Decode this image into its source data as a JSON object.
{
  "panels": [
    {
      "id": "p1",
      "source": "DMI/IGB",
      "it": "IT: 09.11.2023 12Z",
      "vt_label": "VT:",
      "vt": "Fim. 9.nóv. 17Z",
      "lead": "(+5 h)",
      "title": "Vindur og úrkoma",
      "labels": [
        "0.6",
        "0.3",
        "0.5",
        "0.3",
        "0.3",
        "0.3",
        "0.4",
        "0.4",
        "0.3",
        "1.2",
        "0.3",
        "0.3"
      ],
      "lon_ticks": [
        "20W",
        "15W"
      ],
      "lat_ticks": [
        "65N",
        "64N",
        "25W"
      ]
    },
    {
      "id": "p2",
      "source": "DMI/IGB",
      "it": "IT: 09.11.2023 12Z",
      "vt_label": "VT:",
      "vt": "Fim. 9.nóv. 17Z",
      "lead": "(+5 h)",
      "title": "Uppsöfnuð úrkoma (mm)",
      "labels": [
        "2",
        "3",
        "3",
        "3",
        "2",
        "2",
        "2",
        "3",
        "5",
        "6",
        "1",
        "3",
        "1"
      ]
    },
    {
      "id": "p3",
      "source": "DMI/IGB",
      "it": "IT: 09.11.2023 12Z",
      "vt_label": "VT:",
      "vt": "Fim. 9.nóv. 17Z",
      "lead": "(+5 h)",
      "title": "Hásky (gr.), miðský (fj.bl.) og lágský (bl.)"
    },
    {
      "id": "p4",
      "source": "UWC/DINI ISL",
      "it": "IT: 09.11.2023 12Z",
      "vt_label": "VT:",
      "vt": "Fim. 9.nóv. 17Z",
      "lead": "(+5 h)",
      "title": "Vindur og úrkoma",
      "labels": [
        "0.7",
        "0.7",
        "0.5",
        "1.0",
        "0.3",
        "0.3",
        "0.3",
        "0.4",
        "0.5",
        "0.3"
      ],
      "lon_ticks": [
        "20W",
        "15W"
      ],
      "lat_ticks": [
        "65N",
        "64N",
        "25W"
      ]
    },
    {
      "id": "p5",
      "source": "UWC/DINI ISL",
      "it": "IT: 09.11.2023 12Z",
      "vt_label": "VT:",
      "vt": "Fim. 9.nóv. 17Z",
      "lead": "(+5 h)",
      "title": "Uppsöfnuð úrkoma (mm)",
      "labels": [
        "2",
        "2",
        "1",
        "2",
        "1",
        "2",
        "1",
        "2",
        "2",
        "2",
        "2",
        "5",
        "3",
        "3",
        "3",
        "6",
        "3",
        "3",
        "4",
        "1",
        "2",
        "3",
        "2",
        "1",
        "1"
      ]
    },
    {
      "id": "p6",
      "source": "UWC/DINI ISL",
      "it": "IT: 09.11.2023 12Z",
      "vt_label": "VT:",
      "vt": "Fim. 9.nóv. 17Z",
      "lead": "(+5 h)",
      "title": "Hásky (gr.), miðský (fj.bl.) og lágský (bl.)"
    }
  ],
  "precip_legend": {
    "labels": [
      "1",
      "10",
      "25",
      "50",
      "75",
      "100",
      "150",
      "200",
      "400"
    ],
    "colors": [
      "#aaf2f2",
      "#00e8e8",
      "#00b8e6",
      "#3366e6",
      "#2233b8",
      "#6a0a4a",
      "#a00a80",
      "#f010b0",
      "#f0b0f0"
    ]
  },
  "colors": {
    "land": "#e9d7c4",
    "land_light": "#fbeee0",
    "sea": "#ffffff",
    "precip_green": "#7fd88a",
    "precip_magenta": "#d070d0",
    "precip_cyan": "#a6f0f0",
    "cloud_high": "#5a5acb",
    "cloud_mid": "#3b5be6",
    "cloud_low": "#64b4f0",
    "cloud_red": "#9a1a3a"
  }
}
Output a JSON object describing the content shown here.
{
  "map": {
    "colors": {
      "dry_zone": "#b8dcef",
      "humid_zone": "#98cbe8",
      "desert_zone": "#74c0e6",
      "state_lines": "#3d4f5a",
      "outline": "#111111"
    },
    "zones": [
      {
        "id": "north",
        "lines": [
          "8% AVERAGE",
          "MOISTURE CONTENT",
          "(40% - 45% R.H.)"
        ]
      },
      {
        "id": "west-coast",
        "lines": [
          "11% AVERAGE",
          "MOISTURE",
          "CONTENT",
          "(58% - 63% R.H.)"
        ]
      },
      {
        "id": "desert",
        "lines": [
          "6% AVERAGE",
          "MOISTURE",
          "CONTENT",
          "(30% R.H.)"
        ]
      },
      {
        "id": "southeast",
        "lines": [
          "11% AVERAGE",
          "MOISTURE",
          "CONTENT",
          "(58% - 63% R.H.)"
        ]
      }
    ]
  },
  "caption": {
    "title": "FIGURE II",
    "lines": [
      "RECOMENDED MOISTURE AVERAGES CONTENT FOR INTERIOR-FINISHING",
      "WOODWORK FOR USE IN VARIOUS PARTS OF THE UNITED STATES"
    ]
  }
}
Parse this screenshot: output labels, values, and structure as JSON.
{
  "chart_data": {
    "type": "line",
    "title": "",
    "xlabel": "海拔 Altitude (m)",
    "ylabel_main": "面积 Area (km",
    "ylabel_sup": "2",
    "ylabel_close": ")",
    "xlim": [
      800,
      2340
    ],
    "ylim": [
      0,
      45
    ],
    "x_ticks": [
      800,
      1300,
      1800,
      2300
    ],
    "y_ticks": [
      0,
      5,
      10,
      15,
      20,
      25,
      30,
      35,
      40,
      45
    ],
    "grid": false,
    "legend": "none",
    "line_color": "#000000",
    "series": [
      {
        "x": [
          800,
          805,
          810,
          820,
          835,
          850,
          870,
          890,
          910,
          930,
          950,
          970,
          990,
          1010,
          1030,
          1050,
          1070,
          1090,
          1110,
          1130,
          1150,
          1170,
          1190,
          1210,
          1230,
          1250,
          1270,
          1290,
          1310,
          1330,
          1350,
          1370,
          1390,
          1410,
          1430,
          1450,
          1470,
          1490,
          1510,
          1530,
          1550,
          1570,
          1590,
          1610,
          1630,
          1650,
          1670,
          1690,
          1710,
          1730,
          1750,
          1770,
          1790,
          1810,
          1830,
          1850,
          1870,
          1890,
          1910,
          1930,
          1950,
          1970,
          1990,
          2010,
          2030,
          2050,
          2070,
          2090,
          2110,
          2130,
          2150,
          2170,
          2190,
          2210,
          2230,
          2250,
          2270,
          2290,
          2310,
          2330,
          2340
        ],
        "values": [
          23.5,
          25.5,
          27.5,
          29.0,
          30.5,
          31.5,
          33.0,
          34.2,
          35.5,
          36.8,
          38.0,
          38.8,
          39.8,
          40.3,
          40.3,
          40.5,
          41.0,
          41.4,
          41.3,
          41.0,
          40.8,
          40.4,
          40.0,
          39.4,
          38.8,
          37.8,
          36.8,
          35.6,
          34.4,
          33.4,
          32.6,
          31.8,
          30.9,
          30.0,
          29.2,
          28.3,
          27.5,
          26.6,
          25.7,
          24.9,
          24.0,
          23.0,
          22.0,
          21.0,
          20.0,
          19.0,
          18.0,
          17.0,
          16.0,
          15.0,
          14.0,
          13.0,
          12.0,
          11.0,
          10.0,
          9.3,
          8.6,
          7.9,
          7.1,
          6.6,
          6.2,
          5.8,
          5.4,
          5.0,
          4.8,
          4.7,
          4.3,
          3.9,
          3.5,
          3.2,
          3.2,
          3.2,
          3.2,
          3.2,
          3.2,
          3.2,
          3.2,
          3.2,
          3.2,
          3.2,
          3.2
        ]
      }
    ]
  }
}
════════
— THE TASK —
The records above must be output exactly, in full.

— WRITTEN SOLUTION —
Decode this image into its source data as a JSON object.
{
  "panels": [
    {
      "id": "p1",
      "source": "DMI/IGB",
      "it": "IT: 09.11.2023 12Z",
      "vt_label": "VT:",
      "vt": "Fim. 9.nóv. 17Z",
      "lead": "(+5 h)",
      "title": "Vindur og úrkoma",
      "labels": [
        "0.6",
        "0.3",
        "0.5",
        "0.3",
        "0.3",
        "0.3",
        "0.4",
        "0.4",
        "0.3",
        "1.2",
        "0.3",
        "0.3"
      ],
      "lon_ticks": [
        "20W",
        "15W"
      ],
      "lat_ticks": [
        "65N",
        "64N",
        "25W"
      ]
    },
    {
      "id": "p2",
      "source": "DMI/IGB",
      "it": "IT: 09.11.2023 12Z",
      "vt_label": "VT:",
      "vt": "Fim. 9.nóv. 17Z",
      "lead": "(+5 h)",
      "title": "Uppsöfnuð úrkoma (mm)",
      "labels": [
        "2",
        "3",
        "3",
        "3",
        "2",
        "2",
        "2",
        "3",
        "5",
        "6",
        "1",
        "3",
        "1"
      ]
    },
    {
      "id": "p3",
      "source": "DMI/IGB",
      "it": "IT: 09.11.2023 12Z",
      "vt_label": "VT:",
      "vt": "Fim. 9.nóv. 17Z",
      "lead": "(+5 h)",
      "title": "Hásky (gr.), miðský (fj.bl.) og lágský (bl.)"
    },
    {
      "id": "p4",
      "source": "UWC/DINI ISL",
      "it": "IT: 09.11.2023 12Z",
      "vt_label": "VT:",
      "vt": "Fim. 9.nóv. 17Z",
      "lead": "(+5 h)",
      "title": "Vindur og úrkoma",
      "labels": [
        "0.7",
        "0.7",
        "0.5",
        "1.0",
        "0.3",
        "0.3",
        "0.3",
        "0.4",
        "0.5",
        "0.3"
      ],
      "lon_ticks": [
        "20W",
        "15W"
      ],
      "lat_ticks": [
        "65N",
        "64N",
        "25W"
      ]
    },
    {
      "id": "p5",
      "source": "UWC/DINI ISL",
      "it": "IT: 09.11.2023 12Z",
      "vt_label": "VT:",
      "vt": "Fim. 9.nóv. 17Z",
      "lead": "(+5 h)",
      "title": "Uppsöfnuð úrkoma (mm)",
      "labels": [
        "2",
        "2",
        "1",
        "2",
        "1",
        "2",
        "1",
        "2",
        "2",
        "2",
        "2",
        "5",
        "3",
        "3",
        "3",
        "6",
        "3",
        "3",
        "4",
        "1",
        "2",
        "3",
        "2",
        "1",
        "1"
      ]
    },
    {
      "id": "p6",
      "source": "UWC/DINI ISL",
      "it": "IT: 09.11.2023 12Z",
      "vt_label": "VT:",
      "vt": "Fim. 9.nóv. 17Z",
      "lead": "(+5 h)",
      "title": "Hásky (gr.), miðský (fj.bl.) og lágský (bl.)"
    }
  ],
  "precip_legend": {
    "labels": [
      "1",
      "10",
      "25",
      "50",
      "75",
      "100",
      "150",
      "200",
      "400"
    ],
    "colors": [
      "#aaf2f2",
      "#00e8e8",
      "#00b8e6",
      "#3366e6",
      "#2233b8",
      "#6a0a4a",
      "#a00a80",
      "#f010b0",
      "#f0b0f0"
    ]
  },
  "colors": {
    "land": "#e9d7c4",
    "land_light": "#fbeee0",
    "sea": "#ffffff",
    "precip_green": "#7fd88a",
    "precip_magenta": "#d070d0",
    "precip_cyan": "#a6f0f0",
    "cloud_high": "#5a5acb",
    "cloud_mid": "#3b5be6",
    "cloud_low": "#64b4f0",
    "cloud_red": "#9a1a3a"
  }
}
Output a JSON object describing the content shown here.
{
  "map": {
    "colors": {
      "dry_zone": "#b8dcef",
      "humid_zone": "#98cbe8",
      "desert_zone": "#74c0e6",
      "state_lines": "#3d4f5a",
      "outline": "#111111"
    },
    "zones": [
      {
        "id": "north",
        "lines": [
          "8% AVERAGE",
          "MOISTURE CONTENT",
          "(40% - 45% R.H.)"
        ]
      },
      {
        "id": "west-coast",
        "lines": [
          "11% AVERAGE",
          "MOISTURE",
          "CONTENT",
          "(58% - 63% R.H.)"
        ]
      },
      {
        "id": "desert",
        "lines": [
          "6% AVERAGE",
          "MOISTURE",
          "CONTENT",
          "(30% R.H.)"
        ]
      },
      {
        "id": "southeast",
        "lines": [
          "11% AVERAGE",
          "MOISTURE",
          "CONTENT",
          "(58% - 63% R.H.)"
        ]
      }
    ]
  },
  "caption": {
    "title": "FIGURE II",
    "lines": [
      "RECOMENDED MOISTURE AVERAGES CONTENT FOR INTERIOR-FINISHING",
      "WOODWORK FOR USE IN VARIOUS PARTS OF THE UNITED STATES"
    ]
  }
}
Parse this screenshot: output labels, values, and structure as JSON.
{
  "chart_data": {
    "type": "line",
    "title": "",
    "xlabel": "海拔 Altitude (m)",
    "ylabel_main": "面积 Area (km",
    "ylabel_sup": "2",
    "ylabel_close": ")",
    "xlim": [
      800,
      2340
    ],
    "ylim": [
      0,
      45
    ],
    "x_ticks": [
      800,
      1300,
      1800,
      2300
    ],
    "y_ticks": [
      0,
      5,
      10,
      15,
      20,
      25,
      30,
      35,
      40,
      45
    ],
    "grid": false,
    "legend": "none",
    "line_color": "#000000",
    "series": [
      {
        "x": [
          800,
          805,
          810,
          820,
          835,
          850,
          870,
          890,
          910,
          930,
          950,
          970,
          990,
          1010,
          1030,
          1050,
          1070,
          1090,
          1110,
          1130,
          1150,
          1170,
          1190,
          1210,
          1230,
          1250,
          1270,
          1290,
          1310,
          1330,
          1350,
          1370,
          1390,
          1410,
          1430,
          1450,
          1470,
          1490,
          1510,
          1530,
          1550,
          1570,
          1590,
          1610,
          1630,
          1650,
          1670,
          1690,
          1710,
          1730,
          1750,
          1770,
          1790,
          1810,
          1830,
          1850,
          1870,
          1890,
          1910,
          1930,
          1950,
          1970,
          1990,
          2010,
          2030,
          2050,
          2070,
          2090,
          2110,
          2130,
          2150,
          2170,
          2190,
          2210,
          2230,
          2250,
          2270,
          2290,
          2310,
          2330,
          2340
        ],
        "values": [
          23.5,
          25.5,
          27.5,
          29.0,
          30.5,
          31.5,
          33.0,
          34.2,
          35.5,
          36.8,
          38.0,
          38.8,
          39.8,
          40.3,
          40.3,
          40.5,
          41.0,
          41.4,
          41.3,
          41.0,
          40.8,
          40.4,
          40.0,
          39.4,
          38.8,
          37.8,
          36.8,
          35.6,
          34.4,
          33.4,
          32.6,
          31.8,
          30.9,
          30.0,
          29.2,
          28.3,
          27.5,
          26.6,
          25.7,
          24.9,
          24.0,
          23.0,
          22.0,
          21.0,
          20.0,
          19.0,
          18.0,
          17.0,
          16.0,
          15.0,
          14.0,
          13.0,
          12.0,
          11.0,
          10.0,
          9.3,
          8.6,
          7.9,
          7.1,
          6.6,
          6.2,
          5.8,
          5.4,
          5.0,
          4.8,
          4.7,
          4.3,
          3.9,
          3.5,
          3.2,
          3.2,
          3.2,
          3.2,
          3.2,
          3.2,
          3.2,
          3.2,
          3.2,
          3.2,
          3.2,
          3.2
        ]
      }
    ]
  }
}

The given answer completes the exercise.